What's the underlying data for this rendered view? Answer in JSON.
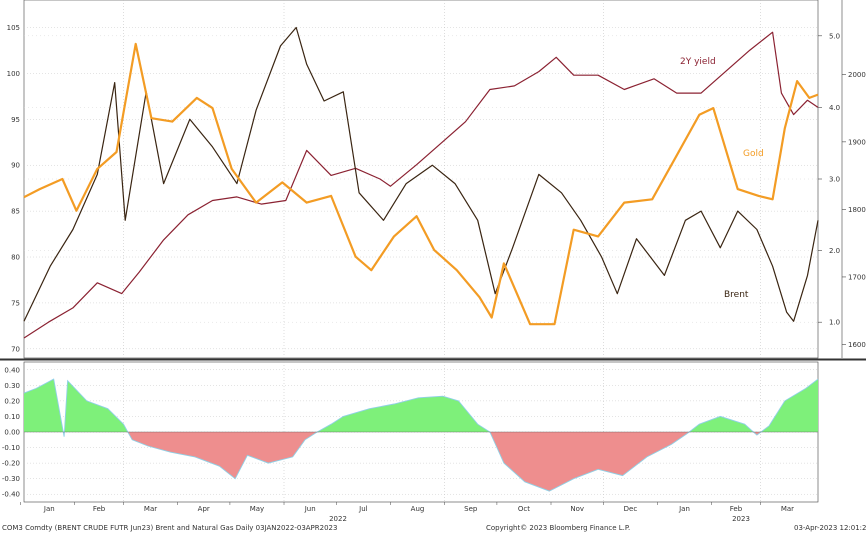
{
  "chart_data": [
    {
      "type": "line",
      "title": "",
      "x_range": [
        "2022-01-03",
        "2023-04-03"
      ],
      "left_axis": {
        "ticks": [
          "70",
          "75",
          "80",
          "85",
          "90",
          "95",
          "100",
          "105"
        ],
        "ylim": [
          69,
          108
        ]
      },
      "right_axis_yield": {
        "ticks": [
          "1.0",
          "2.0",
          "3.0",
          "4.0",
          "5.0"
        ],
        "ylim": [
          0.5,
          5.5
        ]
      },
      "right_axis_gold": {
        "ticks": [
          "1600",
          "1700",
          "1800",
          "1900",
          "2000"
        ],
        "ylim": [
          1580,
          2110
        ]
      },
      "series": [
        {
          "name": "Brent",
          "color": "#3a2512",
          "axis": "left",
          "points": [
            [
              "2022-01-03",
              73
            ],
            [
              "2022-01-18",
              79
            ],
            [
              "2022-01-31",
              83
            ],
            [
              "2022-02-14",
              89
            ],
            [
              "2022-02-24",
              99
            ],
            [
              "2022-03-02",
              84
            ],
            [
              "2022-03-14",
              98
            ],
            [
              "2022-03-24",
              88
            ],
            [
              "2022-04-08",
              95
            ],
            [
              "2022-04-21",
              92
            ],
            [
              "2022-05-05",
              88
            ],
            [
              "2022-05-16",
              96
            ],
            [
              "2022-05-30",
              103
            ],
            [
              "2022-06-08",
              105
            ],
            [
              "2022-06-14",
              101
            ],
            [
              "2022-06-24",
              97
            ],
            [
              "2022-07-05",
              98
            ],
            [
              "2022-07-14",
              87
            ],
            [
              "2022-07-28",
              84
            ],
            [
              "2022-08-10",
              88
            ],
            [
              "2022-08-25",
              90
            ],
            [
              "2022-09-07",
              88
            ],
            [
              "2022-09-20",
              84
            ],
            [
              "2022-09-30",
              76
            ],
            [
              "2022-10-10",
              81
            ],
            [
              "2022-10-25",
              89
            ],
            [
              "2022-11-07",
              87
            ],
            [
              "2022-11-18",
              84
            ],
            [
              "2022-11-30",
              80
            ],
            [
              "2022-12-09",
              76
            ],
            [
              "2022-12-20",
              82
            ],
            [
              "2023-01-05",
              78
            ],
            [
              "2023-01-17",
              84
            ],
            [
              "2023-01-26",
              85
            ],
            [
              "2023-02-06",
              81
            ],
            [
              "2023-02-16",
              85
            ],
            [
              "2023-02-27",
              83
            ],
            [
              "2023-03-08",
              79
            ],
            [
              "2023-03-16",
              74
            ],
            [
              "2023-03-20",
              73
            ],
            [
              "2023-03-28",
              78
            ],
            [
              "2023-04-03",
              84
            ]
          ]
        },
        {
          "name": "Gold",
          "color": "#f39c24",
          "axis": "right_gold",
          "points": [
            [
              "2022-01-03",
              1818
            ],
            [
              "2022-01-12",
              1830
            ],
            [
              "2022-01-25",
              1845
            ],
            [
              "2022-02-02",
              1798
            ],
            [
              "2022-02-14",
              1860
            ],
            [
              "2022-02-25",
              1885
            ],
            [
              "2022-03-08",
              2045
            ],
            [
              "2022-03-17",
              1935
            ],
            [
              "2022-03-29",
              1930
            ],
            [
              "2022-04-12",
              1965
            ],
            [
              "2022-04-21",
              1950
            ],
            [
              "2022-05-02",
              1860
            ],
            [
              "2022-05-16",
              1810
            ],
            [
              "2022-05-31",
              1840
            ],
            [
              "2022-06-14",
              1810
            ],
            [
              "2022-06-28",
              1820
            ],
            [
              "2022-07-12",
              1730
            ],
            [
              "2022-07-21",
              1710
            ],
            [
              "2022-08-03",
              1760
            ],
            [
              "2022-08-16",
              1790
            ],
            [
              "2022-08-26",
              1740
            ],
            [
              "2022-09-08",
              1710
            ],
            [
              "2022-09-21",
              1670
            ],
            [
              "2022-09-28",
              1640
            ],
            [
              "2022-10-05",
              1720
            ],
            [
              "2022-10-20",
              1630
            ],
            [
              "2022-11-03",
              1630
            ],
            [
              "2022-11-14",
              1770
            ],
            [
              "2022-11-28",
              1760
            ],
            [
              "2022-12-13",
              1810
            ],
            [
              "2022-12-29",
              1815
            ],
            [
              "2023-01-11",
              1875
            ],
            [
              "2023-01-25",
              1940
            ],
            [
              "2023-02-02",
              1950
            ],
            [
              "2023-02-16",
              1830
            ],
            [
              "2023-02-28",
              1820
            ],
            [
              "2023-03-08",
              1815
            ],
            [
              "2023-03-15",
              1920
            ],
            [
              "2023-03-22",
              1990
            ],
            [
              "2023-03-29",
              1965
            ],
            [
              "2023-04-03",
              1970
            ]
          ]
        },
        {
          "name": "2Y yield",
          "color": "#8b2232",
          "axis": "right_yield",
          "points": [
            [
              "2022-01-03",
              0.78
            ],
            [
              "2022-01-17",
              1.0
            ],
            [
              "2022-01-31",
              1.2
            ],
            [
              "2022-02-14",
              1.55
            ],
            [
              "2022-02-28",
              1.4
            ],
            [
              "2022-03-10",
              1.7
            ],
            [
              "2022-03-24",
              2.15
            ],
            [
              "2022-04-07",
              2.5
            ],
            [
              "2022-04-21",
              2.7
            ],
            [
              "2022-05-05",
              2.75
            ],
            [
              "2022-05-19",
              2.65
            ],
            [
              "2022-06-02",
              2.7
            ],
            [
              "2022-06-14",
              3.4
            ],
            [
              "2022-06-28",
              3.05
            ],
            [
              "2022-07-12",
              3.15
            ],
            [
              "2022-07-26",
              3.0
            ],
            [
              "2022-08-01",
              2.9
            ],
            [
              "2022-08-16",
              3.2
            ],
            [
              "2022-08-30",
              3.5
            ],
            [
              "2022-09-13",
              3.8
            ],
            [
              "2022-09-27",
              4.25
            ],
            [
              "2022-10-11",
              4.3
            ],
            [
              "2022-10-25",
              4.5
            ],
            [
              "2022-11-04",
              4.7
            ],
            [
              "2022-11-14",
              4.45
            ],
            [
              "2022-11-28",
              4.45
            ],
            [
              "2022-12-13",
              4.25
            ],
            [
              "2022-12-30",
              4.4
            ],
            [
              "2023-01-12",
              4.2
            ],
            [
              "2023-01-26",
              4.2
            ],
            [
              "2023-02-09",
              4.5
            ],
            [
              "2023-02-23",
              4.8
            ],
            [
              "2023-03-08",
              5.05
            ],
            [
              "2023-03-13",
              4.2
            ],
            [
              "2023-03-20",
              3.9
            ],
            [
              "2023-03-28",
              4.1
            ],
            [
              "2023-04-03",
              4.0
            ]
          ]
        }
      ],
      "annotations": [
        "2Y yield",
        "Gold",
        "Brent"
      ]
    },
    {
      "type": "area",
      "ylim": [
        -0.45,
        0.45
      ],
      "y_ticks": [
        "0.40",
        "0.30",
        "0.20",
        "0.10",
        "0.00",
        "-0.10",
        "-0.20",
        "-0.30",
        "-0.40"
      ],
      "positive_color": "#7ef07a",
      "negative_color": "#ee8e8e",
      "series": [
        {
          "points": [
            [
              "2022-01-03",
              0.25
            ],
            [
              "2022-01-10",
              0.28
            ],
            [
              "2022-01-20",
              0.34
            ],
            [
              "2022-01-26",
              -0.03
            ],
            [
              "2022-01-28",
              0.33
            ],
            [
              "2022-02-08",
              0.2
            ],
            [
              "2022-02-20",
              0.15
            ],
            [
              "2022-03-01",
              0.05
            ],
            [
              "2022-03-06",
              -0.05
            ],
            [
              "2022-03-15",
              -0.09
            ],
            [
              "2022-03-28",
              -0.13
            ],
            [
              "2022-04-11",
              -0.16
            ],
            [
              "2022-04-25",
              -0.22
            ],
            [
              "2022-05-04",
              -0.3
            ],
            [
              "2022-05-11",
              -0.15
            ],
            [
              "2022-05-23",
              -0.2
            ],
            [
              "2022-06-06",
              -0.16
            ],
            [
              "2022-06-13",
              -0.05
            ],
            [
              "2022-06-20",
              0.0
            ],
            [
              "2022-06-28",
              0.05
            ],
            [
              "2022-07-05",
              0.1
            ],
            [
              "2022-07-20",
              0.15
            ],
            [
              "2022-08-03",
              0.18
            ],
            [
              "2022-08-17",
              0.22
            ],
            [
              "2022-08-31",
              0.23
            ],
            [
              "2022-09-09",
              0.2
            ],
            [
              "2022-09-20",
              0.05
            ],
            [
              "2022-09-27",
              0.0
            ],
            [
              "2022-10-05",
              -0.2
            ],
            [
              "2022-10-17",
              -0.32
            ],
            [
              "2022-10-31",
              -0.38
            ],
            [
              "2022-11-14",
              -0.3
            ],
            [
              "2022-11-28",
              -0.24
            ],
            [
              "2022-12-12",
              -0.28
            ],
            [
              "2022-12-26",
              -0.16
            ],
            [
              "2023-01-09",
              -0.08
            ],
            [
              "2023-01-18",
              -0.01
            ],
            [
              "2023-01-25",
              0.05
            ],
            [
              "2023-02-06",
              0.1
            ],
            [
              "2023-02-20",
              0.05
            ],
            [
              "2023-02-27",
              -0.02
            ],
            [
              "2023-03-06",
              0.04
            ],
            [
              "2023-03-15",
              0.2
            ],
            [
              "2023-03-27",
              0.28
            ],
            [
              "2023-04-03",
              0.34
            ]
          ]
        }
      ],
      "x_ticks": [
        "Jan",
        "Feb",
        "Mar",
        "Apr",
        "May",
        "Jun",
        "Jul",
        "Aug",
        "Sep",
        "Oct",
        "Nov",
        "Dec",
        "Jan",
        "Feb",
        "Mar"
      ],
      "x_years": [
        "2022",
        "2023"
      ]
    }
  ],
  "footer": {
    "left": "COM3 Comdty (BRENT CRUDE FUTR  Jun23) Brent and Natural Gas  Daily 03JAN2022-03APR2023",
    "center": "Copyright© 2023 Bloomberg Finance L.P.",
    "right": "03-Apr-2023  12:01:27"
  }
}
=======
EXERCISE. Pull out each line of the records holding the string "Brent".

WRITTEN RESPONSE.
          "name": "Brent",
        "Brent"
    "left": "COM3 Comdty (BRENT CRUDE FUTR  Jun23) Brent and Natural Gas  Daily 03JAN2022-03APR2023",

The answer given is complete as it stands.